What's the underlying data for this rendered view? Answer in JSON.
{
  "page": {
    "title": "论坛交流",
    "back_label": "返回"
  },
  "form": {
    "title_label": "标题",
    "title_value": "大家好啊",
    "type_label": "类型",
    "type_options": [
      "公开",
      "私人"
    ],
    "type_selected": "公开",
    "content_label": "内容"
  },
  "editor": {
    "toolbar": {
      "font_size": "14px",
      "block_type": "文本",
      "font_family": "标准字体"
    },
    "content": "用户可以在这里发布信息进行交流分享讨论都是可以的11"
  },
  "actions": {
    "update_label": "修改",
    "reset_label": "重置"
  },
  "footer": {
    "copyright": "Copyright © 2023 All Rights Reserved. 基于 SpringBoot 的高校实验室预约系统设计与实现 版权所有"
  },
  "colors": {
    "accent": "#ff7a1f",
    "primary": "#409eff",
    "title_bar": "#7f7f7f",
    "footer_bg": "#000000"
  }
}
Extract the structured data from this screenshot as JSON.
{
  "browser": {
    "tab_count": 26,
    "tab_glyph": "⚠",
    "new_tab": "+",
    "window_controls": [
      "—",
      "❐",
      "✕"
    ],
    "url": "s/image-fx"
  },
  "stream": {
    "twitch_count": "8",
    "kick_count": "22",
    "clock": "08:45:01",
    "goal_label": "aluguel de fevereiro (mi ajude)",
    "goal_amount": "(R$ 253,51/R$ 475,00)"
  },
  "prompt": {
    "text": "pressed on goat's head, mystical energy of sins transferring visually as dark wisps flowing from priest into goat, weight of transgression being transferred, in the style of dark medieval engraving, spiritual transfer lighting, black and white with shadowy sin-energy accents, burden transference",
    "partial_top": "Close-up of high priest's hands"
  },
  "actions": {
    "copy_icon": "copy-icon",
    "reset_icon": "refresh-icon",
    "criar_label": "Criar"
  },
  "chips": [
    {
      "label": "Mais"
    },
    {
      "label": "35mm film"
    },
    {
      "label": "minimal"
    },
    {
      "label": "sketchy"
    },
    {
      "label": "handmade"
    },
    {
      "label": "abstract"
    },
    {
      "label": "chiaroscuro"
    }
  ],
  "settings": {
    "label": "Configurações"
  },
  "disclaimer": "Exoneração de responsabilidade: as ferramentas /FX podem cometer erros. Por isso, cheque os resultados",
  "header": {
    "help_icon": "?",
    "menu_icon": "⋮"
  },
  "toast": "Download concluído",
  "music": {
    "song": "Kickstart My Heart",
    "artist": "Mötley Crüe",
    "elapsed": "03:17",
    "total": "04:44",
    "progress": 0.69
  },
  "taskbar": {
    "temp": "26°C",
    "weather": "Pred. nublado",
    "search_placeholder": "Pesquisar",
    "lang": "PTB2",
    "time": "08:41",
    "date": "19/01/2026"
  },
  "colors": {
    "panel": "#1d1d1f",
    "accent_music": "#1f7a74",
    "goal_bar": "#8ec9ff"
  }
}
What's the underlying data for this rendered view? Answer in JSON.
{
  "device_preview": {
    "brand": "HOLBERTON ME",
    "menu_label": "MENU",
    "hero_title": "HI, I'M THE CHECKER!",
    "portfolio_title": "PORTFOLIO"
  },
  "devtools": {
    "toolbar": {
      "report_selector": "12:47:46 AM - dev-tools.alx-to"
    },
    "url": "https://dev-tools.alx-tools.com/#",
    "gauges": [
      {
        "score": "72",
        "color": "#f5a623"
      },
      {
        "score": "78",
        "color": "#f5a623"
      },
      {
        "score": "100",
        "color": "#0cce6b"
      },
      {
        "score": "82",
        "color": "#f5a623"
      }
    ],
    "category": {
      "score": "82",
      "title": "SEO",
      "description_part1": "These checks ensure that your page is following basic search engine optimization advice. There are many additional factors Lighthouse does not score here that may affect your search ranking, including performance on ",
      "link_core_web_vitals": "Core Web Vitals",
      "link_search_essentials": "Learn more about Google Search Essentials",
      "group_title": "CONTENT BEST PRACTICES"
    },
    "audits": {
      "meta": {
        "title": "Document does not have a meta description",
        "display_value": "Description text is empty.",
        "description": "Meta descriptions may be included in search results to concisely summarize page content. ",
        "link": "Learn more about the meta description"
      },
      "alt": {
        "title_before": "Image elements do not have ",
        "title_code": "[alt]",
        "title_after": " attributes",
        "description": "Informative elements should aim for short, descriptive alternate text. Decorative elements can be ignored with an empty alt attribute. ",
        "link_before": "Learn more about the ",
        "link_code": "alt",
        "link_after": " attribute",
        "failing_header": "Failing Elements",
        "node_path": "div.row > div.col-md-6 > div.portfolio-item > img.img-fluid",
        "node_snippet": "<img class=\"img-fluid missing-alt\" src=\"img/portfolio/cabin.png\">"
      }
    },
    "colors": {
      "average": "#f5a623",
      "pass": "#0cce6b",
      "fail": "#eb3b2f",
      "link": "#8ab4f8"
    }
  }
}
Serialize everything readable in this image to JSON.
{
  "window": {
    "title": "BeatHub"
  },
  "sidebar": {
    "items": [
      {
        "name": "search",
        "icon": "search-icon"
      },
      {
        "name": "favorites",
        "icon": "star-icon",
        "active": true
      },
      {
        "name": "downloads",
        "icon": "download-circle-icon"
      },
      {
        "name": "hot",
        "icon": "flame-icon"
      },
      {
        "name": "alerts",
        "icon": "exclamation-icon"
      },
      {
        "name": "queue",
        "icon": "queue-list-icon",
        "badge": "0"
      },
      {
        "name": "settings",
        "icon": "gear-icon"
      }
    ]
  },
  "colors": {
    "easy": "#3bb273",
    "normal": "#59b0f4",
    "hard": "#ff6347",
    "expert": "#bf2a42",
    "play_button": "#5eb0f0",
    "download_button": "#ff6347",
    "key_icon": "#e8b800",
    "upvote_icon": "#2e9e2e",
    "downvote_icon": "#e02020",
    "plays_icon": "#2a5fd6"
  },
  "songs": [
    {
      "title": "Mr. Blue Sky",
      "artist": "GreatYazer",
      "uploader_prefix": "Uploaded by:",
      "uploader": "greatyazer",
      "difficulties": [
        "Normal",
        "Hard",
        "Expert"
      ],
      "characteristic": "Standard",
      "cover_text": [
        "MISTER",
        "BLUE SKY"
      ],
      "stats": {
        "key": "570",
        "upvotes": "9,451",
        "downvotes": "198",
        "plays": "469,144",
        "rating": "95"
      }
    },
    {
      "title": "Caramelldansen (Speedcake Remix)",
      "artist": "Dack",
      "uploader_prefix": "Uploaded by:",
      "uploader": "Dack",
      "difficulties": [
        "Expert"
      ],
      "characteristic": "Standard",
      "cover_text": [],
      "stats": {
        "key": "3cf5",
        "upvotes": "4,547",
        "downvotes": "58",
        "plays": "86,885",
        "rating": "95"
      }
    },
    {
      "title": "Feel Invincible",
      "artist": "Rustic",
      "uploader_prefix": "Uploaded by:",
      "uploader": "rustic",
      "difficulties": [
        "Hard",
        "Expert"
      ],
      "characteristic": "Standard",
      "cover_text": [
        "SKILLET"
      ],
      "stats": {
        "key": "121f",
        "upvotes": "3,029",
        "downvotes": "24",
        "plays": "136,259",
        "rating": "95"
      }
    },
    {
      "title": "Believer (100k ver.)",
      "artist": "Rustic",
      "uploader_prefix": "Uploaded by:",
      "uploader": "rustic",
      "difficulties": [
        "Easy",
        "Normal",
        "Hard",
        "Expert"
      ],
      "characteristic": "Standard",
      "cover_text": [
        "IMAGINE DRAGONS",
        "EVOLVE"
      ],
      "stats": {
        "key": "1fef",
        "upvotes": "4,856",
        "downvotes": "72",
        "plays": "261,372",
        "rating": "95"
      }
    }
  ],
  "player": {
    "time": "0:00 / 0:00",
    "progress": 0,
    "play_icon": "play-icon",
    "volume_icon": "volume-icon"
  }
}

***

Only a number is wanted here: how many lines in the data above include the string "artist"?

**RESPONSE**
5